▶ [WHAT IS ASKED] Search the material for the string "building" and copy each line where it occurs.
=====
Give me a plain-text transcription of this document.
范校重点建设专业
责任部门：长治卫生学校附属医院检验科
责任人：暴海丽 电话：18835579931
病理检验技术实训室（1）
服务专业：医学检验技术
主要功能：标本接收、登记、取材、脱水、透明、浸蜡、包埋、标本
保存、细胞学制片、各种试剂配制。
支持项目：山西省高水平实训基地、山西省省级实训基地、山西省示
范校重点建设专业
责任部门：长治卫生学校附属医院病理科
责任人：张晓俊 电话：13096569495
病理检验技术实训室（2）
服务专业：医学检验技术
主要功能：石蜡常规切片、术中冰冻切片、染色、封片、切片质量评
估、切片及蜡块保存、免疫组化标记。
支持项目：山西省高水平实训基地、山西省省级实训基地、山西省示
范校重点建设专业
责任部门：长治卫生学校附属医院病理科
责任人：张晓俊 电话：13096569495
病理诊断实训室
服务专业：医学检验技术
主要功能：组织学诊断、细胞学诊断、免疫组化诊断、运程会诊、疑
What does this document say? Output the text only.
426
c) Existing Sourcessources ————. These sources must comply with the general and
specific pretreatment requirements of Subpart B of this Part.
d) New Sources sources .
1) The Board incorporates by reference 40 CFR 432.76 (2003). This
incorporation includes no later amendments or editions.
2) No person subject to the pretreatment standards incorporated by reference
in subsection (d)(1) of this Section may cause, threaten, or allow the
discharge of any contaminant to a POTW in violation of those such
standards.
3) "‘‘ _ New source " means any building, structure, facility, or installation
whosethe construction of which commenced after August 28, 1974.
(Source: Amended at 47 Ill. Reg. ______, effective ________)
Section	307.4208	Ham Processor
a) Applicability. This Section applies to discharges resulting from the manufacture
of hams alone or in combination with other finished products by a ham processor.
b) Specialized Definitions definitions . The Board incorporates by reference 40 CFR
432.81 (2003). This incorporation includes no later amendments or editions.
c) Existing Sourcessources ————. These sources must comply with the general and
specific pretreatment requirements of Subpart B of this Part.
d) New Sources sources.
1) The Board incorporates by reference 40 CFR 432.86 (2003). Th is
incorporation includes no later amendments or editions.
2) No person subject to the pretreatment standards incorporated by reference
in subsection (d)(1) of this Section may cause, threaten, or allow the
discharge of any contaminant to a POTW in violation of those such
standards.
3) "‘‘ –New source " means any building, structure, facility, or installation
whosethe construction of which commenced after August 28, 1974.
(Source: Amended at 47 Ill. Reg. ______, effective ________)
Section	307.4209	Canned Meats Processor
=====
▶ [EXERCISE RESULT]
3) "‘‘ _ New source " means any building, structure, facility, or installation
3) "‘‘ –New source " means any building, structure, facility, or installation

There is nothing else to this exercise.